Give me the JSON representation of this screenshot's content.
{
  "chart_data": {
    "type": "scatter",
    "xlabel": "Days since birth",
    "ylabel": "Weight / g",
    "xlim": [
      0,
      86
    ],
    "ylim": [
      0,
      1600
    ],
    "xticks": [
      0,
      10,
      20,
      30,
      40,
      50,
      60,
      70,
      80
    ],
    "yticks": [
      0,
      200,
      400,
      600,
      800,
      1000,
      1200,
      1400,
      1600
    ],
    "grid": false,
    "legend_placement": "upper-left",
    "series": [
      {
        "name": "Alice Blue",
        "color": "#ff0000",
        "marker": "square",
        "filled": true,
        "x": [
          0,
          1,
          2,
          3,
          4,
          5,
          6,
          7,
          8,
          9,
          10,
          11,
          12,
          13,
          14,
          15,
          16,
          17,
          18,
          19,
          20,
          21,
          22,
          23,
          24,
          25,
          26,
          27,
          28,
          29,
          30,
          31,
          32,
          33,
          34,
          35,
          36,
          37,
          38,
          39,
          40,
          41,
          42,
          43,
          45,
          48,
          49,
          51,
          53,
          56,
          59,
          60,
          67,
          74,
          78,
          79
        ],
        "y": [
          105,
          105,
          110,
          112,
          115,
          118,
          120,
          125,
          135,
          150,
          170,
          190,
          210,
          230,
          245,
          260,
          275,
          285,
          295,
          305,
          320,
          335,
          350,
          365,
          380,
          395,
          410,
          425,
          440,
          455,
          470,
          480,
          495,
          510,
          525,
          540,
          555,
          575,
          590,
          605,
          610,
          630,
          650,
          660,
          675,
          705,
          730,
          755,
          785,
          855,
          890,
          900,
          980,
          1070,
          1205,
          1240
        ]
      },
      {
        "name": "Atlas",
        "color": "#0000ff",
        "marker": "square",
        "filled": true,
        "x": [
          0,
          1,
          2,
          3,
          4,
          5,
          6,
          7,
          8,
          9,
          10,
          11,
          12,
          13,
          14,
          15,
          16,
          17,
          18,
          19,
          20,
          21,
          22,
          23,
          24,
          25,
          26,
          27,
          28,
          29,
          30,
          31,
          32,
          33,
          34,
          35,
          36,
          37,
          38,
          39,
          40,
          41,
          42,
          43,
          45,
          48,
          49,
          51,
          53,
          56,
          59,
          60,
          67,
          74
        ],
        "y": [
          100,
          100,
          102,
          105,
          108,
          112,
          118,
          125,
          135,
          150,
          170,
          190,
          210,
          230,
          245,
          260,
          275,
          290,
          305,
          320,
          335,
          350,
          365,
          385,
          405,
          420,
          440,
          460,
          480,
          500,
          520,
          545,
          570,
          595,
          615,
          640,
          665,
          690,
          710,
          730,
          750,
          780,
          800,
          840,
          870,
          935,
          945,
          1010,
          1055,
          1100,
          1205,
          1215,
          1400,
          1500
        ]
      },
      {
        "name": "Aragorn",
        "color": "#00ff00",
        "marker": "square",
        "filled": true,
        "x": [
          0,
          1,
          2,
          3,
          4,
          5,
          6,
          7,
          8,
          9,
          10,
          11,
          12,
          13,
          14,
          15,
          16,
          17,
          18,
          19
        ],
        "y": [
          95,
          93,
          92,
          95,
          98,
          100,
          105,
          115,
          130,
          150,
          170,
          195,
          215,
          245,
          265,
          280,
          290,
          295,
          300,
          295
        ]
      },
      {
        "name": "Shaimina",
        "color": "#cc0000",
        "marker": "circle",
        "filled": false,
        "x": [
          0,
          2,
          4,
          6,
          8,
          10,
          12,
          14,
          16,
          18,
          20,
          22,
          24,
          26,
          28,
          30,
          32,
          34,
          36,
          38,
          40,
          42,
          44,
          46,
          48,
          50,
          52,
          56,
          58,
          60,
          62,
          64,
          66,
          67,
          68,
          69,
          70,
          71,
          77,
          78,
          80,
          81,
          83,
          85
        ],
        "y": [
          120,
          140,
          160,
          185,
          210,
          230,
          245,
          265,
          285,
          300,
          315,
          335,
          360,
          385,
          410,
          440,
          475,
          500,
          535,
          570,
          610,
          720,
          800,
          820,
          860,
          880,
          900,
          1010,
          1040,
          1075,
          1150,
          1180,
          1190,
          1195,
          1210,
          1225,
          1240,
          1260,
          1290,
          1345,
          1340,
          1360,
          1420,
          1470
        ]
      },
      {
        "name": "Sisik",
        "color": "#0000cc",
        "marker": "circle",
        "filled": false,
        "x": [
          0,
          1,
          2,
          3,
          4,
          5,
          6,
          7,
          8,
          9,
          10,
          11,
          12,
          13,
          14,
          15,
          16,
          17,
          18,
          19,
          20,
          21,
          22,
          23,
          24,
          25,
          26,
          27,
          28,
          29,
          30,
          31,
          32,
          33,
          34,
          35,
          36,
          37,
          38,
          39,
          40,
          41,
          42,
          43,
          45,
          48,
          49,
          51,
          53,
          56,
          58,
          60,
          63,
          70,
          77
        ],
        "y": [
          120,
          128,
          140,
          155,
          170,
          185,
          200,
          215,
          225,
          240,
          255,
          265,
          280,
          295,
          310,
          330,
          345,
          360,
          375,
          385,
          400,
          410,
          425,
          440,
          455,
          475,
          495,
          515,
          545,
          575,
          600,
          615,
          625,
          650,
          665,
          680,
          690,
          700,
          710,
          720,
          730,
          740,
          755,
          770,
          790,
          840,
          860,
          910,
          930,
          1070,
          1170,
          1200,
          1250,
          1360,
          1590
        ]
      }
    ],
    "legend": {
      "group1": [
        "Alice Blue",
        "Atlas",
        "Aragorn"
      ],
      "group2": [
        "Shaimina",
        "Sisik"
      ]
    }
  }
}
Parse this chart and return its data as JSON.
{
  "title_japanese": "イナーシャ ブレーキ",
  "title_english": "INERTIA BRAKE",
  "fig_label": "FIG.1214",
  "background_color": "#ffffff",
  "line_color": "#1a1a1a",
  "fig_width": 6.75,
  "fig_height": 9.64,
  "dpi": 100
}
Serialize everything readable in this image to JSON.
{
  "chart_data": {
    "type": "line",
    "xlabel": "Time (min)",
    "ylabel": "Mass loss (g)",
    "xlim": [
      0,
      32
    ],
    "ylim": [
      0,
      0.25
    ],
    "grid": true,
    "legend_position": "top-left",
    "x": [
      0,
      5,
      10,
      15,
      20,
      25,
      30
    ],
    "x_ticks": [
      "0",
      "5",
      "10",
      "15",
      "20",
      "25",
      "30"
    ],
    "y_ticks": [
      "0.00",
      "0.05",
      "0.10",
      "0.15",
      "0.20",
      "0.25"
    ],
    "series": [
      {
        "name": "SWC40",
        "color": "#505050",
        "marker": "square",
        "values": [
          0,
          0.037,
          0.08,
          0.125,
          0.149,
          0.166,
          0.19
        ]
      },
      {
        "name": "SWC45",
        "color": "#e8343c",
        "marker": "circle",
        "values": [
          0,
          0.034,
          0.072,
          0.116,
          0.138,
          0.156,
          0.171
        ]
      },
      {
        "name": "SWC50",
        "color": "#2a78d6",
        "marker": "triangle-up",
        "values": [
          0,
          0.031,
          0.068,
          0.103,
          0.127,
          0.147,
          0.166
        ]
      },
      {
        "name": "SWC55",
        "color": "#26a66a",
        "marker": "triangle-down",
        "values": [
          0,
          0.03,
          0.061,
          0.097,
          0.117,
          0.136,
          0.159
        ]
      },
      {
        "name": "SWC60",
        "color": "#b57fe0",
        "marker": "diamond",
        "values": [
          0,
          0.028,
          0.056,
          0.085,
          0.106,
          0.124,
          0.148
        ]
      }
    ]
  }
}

DIRECTION:
Copy the records above exactly as they appear.

FINISHED TASK:
Give me the JSON representation of this screenshot's content.
{
  "chart_data": {
    "type": "scatter",
    "xlabel": "Days since birth",
    "ylabel": "Weight / g",
    "xlim": [
      0,
      86
    ],
    "ylim": [
      0,
      1600
    ],
    "xticks": [
      0,
      10,
      20,
      30,
      40,
      50,
      60,
      70,
      80
    ],
    "yticks": [
      0,
      200,
      400,
      600,
      800,
      1000,
      1200,
      1400,
      1600
    ],
    "grid": false,
    "legend_placement": "upper-left",
    "series": [
      {
        "name": "Alice Blue",
        "color": "#ff0000",
        "marker": "square",
        "filled": true,
        "x": [
          0,
          1,
          2,
          3,
          4,
          5,
          6,
          7,
          8,
          9,
          10,
          11,
          12,
          13,
          14,
          15,
          16,
          17,
          18,
          19,
          20,
          21,
          22,
          23,
          24,
          25,
          26,
          27,
          28,
          29,
          30,
          31,
          32,
          33,
          34,
          35,
          36,
          37,
          38,
          39,
          40,
          41,
          42,
          43,
          45,
          48,
          49,
          51,
          53,
          56,
          59,
          60,
          67,
          74,
          78,
          79
        ],
        "y": [
          105,
          105,
          110,
          112,
          115,
          118,
          120,
          125,
          135,
          150,
          170,
          190,
          210,
          230,
          245,
          260,
          275,
          285,
          295,
          305,
          320,
          335,
          350,
          365,
          380,
          395,
          410,
          425,
          440,
          455,
          470,
          480,
          495,
          510,
          525,
          540,
          555,
          575,
          590,
          605,
          610,
          630,
          650,
          660,
          675,
          705,
          730,
          755,
          785,
          855,
          890,
          900,
          980,
          1070,
          1205,
          1240
        ]
      },
      {
        "name": "Atlas",
        "color": "#0000ff",
        "marker": "square",
        "filled": true,
        "x": [
          0,
          1,
          2,
          3,
          4,
          5,
          6,
          7,
          8,
          9,
          10,
          11,
          12,
          13,
          14,
          15,
          16,
          17,
          18,
          19,
          20,
          21,
          22,
          23,
          24,
          25,
          26,
          27,
          28,
          29,
          30,
          31,
          32,
          33,
          34,
          35,
          36,
          37,
          38,
          39,
          40,
          41,
          42,
          43,
          45,
          48,
          49,
          51,
          53,
          56,
          59,
          60,
          67,
          74
        ],
        "y": [
          100,
          100,
          102,
          105,
          108,
          112,
          118,
          125,
          135,
          150,
          170,
          190,
          210,
          230,
          245,
          260,
          275,
          290,
          305,
          320,
          335,
          350,
          365,
          385,
          405,
          420,
          440,
          460,
          480,
          500,
          520,
          545,
          570,
          595,
          615,
          640,
          665,
          690,
          710,
          730,
          750,
          780,
          800,
          840,
          870,
          935,
          945,
          1010,
          1055,
          1100,
          1205,
          1215,
          1400,
          1500
        ]
      },
      {
        "name": "Aragorn",
        "color": "#00ff00",
        "marker": "square",
        "filled": true,
        "x": [
          0,
          1,
          2,
          3,
          4,
          5,
          6,
          7,
          8,
          9,
          10,
          11,
          12,
          13,
          14,
          15,
          16,
          17,
          18,
          19
        ],
        "y": [
          95,
          93,
          92,
          95,
          98,
          100,
          105,
          115,
          130,
          150,
          170,
          195,
          215,
          245,
          265,
          280,
          290,
          295,
          300,
          295
        ]
      },
      {
        "name": "Shaimina",
        "color": "#cc0000",
        "marker": "circle",
        "filled": false,
        "x": [
          0,
          2,
          4,
          6,
          8,
          10,
          12,
          14,
          16,
          18,
          20,
          22,
          24,
          26,
          28,
          30,
          32,
          34,
          36,
          38,
          40,
          42,
          44,
          46,
          48,
          50,
          52,
          56,
          58,
          60,
          62,
          64,
          66,
          67,
          68,
          69,
          70,
          71,
          77,
          78,
          80,
          81,
          83,
          85
        ],
        "y": [
          120,
          140,
          160,
          185,
          210,
          230,
          245,
          265,
          285,
          300,
          315,
          335,
          360,
          385,
          410,
          440,
          475,
          500,
          535,
          570,
          610,
          720,
          800,
          820,
          860,
          880,
          900,
          1010,
          1040,
          1075,
          1150,
          1180,
          1190,
          1195,
          1210,
          1225,
          1240,
          1260,
          1290,
          1345,
          1340,
          1360,
          1420,
          1470
        ]
      },
      {
        "name": "Sisik",
        "color": "#0000cc",
        "marker": "circle",
        "filled": false,
        "x": [
          0,
          1,
          2,
          3,
          4,
          5,
          6,
          7,
          8,
          9,
          10,
          11,
          12,
          13,
          14,
          15,
          16,
          17,
          18,
          19,
          20,
          21,
          22,
          23,
          24,
          25,
          26,
          27,
          28,
          29,
          30,
          31,
          32,
          33,
          34,
          35,
          36,
          37,
          38,
          39,
          40,
          41,
          42,
          43,
          45,
          48,
          49,
          51,
          53,
          56,
          58,
          60,
          63,
          70,
          77
        ],
        "y": [
          120,
          128,
          140,
          155,
          170,
          185,
          200,
          215,
          225,
          240,
          255,
          265,
          280,
          295,
          310,
          330,
          345,
          360,
          375,
          385,
          400,
          410,
          425,
          440,
          455,
          475,
          495,
          515,
          545,
          575,
          600,
          615,
          625,
          650,
          665,
          680,
          690,
          700,
          710,
          720,
          730,
          740,
          755,
          770,
          790,
          840,
          860,
          910,
          930,
          1070,
          1170,
          1200,
          1250,
          1360,
          1590
        ]
      }
    ],
    "legend": {
      "group1": [
        "Alice Blue",
        "Atlas",
        "Aragorn"
      ],
      "group2": [
        "Shaimina",
        "Sisik"
      ]
    }
  }
}
Parse this chart and return its data as JSON.
{
  "title_japanese": "イナーシャ ブレーキ",
  "title_english": "INERTIA BRAKE",
  "fig_label": "FIG.1214",
  "background_color": "#ffffff",
  "line_color": "#1a1a1a",
  "fig_width": 6.75,
  "fig_height": 9.64,
  "dpi": 100
}
Serialize everything readable in this image to JSON.
{
  "chart_data": {
    "type": "line",
    "xlabel": "Time (min)",
    "ylabel": "Mass loss (g)",
    "xlim": [
      0,
      32
    ],
    "ylim": [
      0,
      0.25
    ],
    "grid": true,
    "legend_position": "top-left",
    "x": [
      0,
      5,
      10,
      15,
      20,
      25,
      30
    ],
    "x_ticks": [
      "0",
      "5",
      "10",
      "15",
      "20",
      "25",
      "30"
    ],
    "y_ticks": [
      "0.00",
      "0.05",
      "0.10",
      "0.15",
      "0.20",
      "0.25"
    ],
    "series": [
      {
        "name": "SWC40",
        "color": "#505050",
        "marker": "square",
        "values": [
          0,
          0.037,
          0.08,
          0.125,
          0.149,
          0.166,
          0.19
        ]
      },
      {
        "name": "SWC45",
        "color": "#e8343c",
        "marker": "circle",
        "values": [
          0,
          0.034,
          0.072,
          0.116,
          0.138,
          0.156,
          0.171
        ]
      },
      {
        "name": "SWC50",
        "color": "#2a78d6",
        "marker": "triangle-up",
        "values": [
          0,
          0.031,
          0.068,
          0.103,
          0.127,
          0.147,
          0.166
        ]
      },
      {
        "name": "SWC55",
        "color": "#26a66a",
        "marker": "triangle-down",
        "values": [
          0,
          0.03,
          0.061,
          0.097,
          0.117,
          0.136,
          0.159
        ]
      },
      {
        "name": "SWC60",
        "color": "#b57fe0",
        "marker": "diamond",
        "values": [
          0,
          0.028,
          0.056,
          0.085,
          0.106,
          0.124,
          0.148
        ]
      }
    ]
  }
}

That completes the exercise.